## What this task involves
Reproduce the listing below in full and without alteration, apart from its pictures.

## Available records
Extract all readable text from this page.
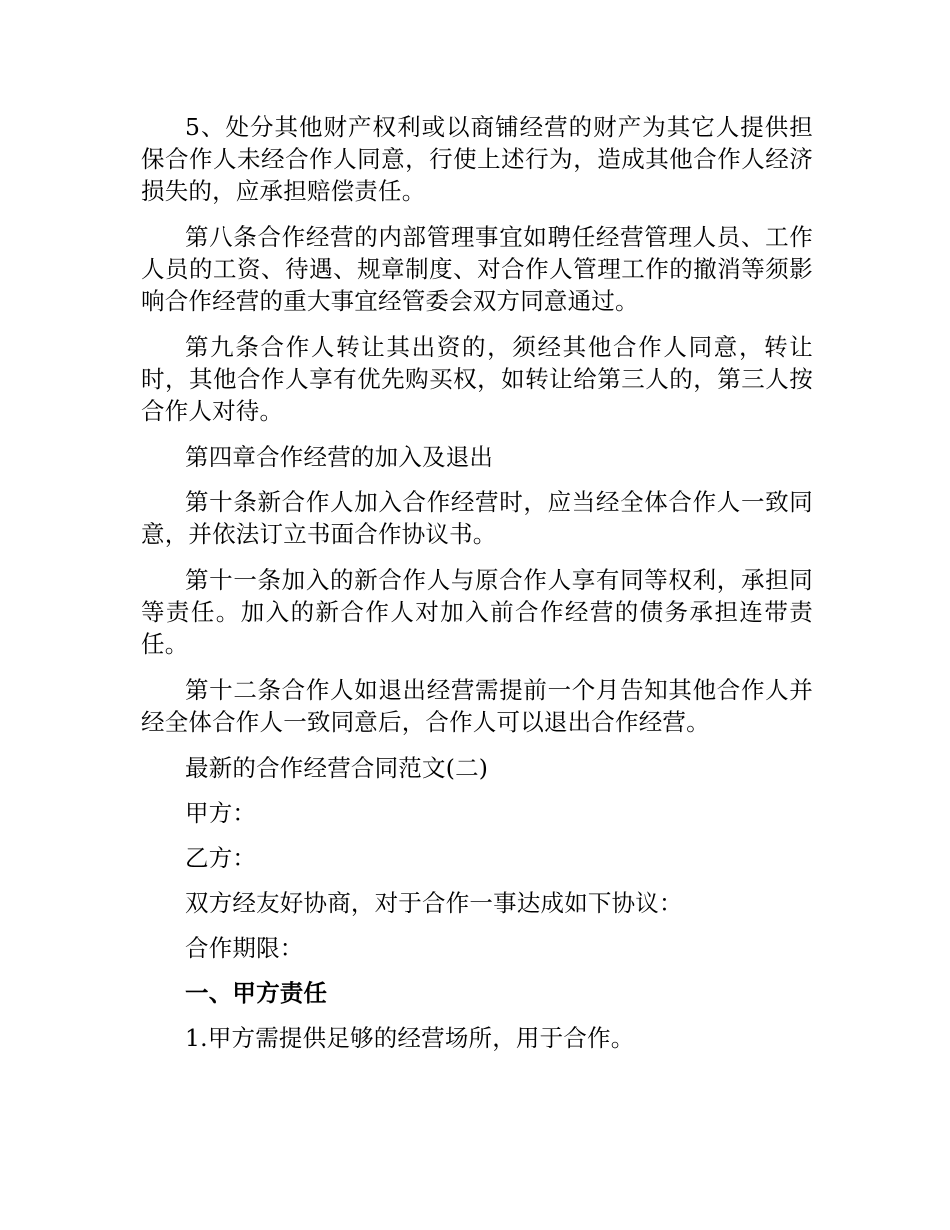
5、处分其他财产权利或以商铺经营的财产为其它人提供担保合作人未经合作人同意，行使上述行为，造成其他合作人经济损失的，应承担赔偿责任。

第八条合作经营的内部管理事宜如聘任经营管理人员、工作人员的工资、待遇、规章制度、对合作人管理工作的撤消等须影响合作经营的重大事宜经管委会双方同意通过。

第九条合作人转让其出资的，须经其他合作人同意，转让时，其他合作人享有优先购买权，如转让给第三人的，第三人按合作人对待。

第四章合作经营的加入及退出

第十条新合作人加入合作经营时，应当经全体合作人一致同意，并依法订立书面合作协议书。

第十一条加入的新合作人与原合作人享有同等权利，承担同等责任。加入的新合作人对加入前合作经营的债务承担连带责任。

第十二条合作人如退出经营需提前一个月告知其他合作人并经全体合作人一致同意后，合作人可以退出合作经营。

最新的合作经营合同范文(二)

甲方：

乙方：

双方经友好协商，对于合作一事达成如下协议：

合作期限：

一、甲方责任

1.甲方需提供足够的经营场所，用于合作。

## Reply to the exercise
Extract all readable text from this page.
5、处分其他财产权利或以商铺经营的财产为其它人提供担保合作人未经合作人同意，行使上述行为，造成其他合作人经济损失的，应承担赔偿责任。

第八条合作经营的内部管理事宜如聘任经营管理人员、工作人员的工资、待遇、规章制度、对合作人管理工作的撤消等须影响合作经营的重大事宜经管委会双方同意通过。

第九条合作人转让其出资的，须经其他合作人同意，转让时，其他合作人享有优先购买权，如转让给第三人的，第三人按合作人对待。

第四章合作经营的加入及退出

第十条新合作人加入合作经营时，应当经全体合作人一致同意，并依法订立书面合作协议书。

第十一条加入的新合作人与原合作人享有同等权利，承担同等责任。加入的新合作人对加入前合作经营的债务承担连带责任。

第十二条合作人如退出经营需提前一个月告知其他合作人并经全体合作人一致同意后，合作人可以退出合作经营。

最新的合作经营合同范文(二)

甲方：

乙方：

双方经友好协商，对于合作一事达成如下协议：

合作期限：

一、甲方责任

1.甲方需提供足够的经营场所，用于合作。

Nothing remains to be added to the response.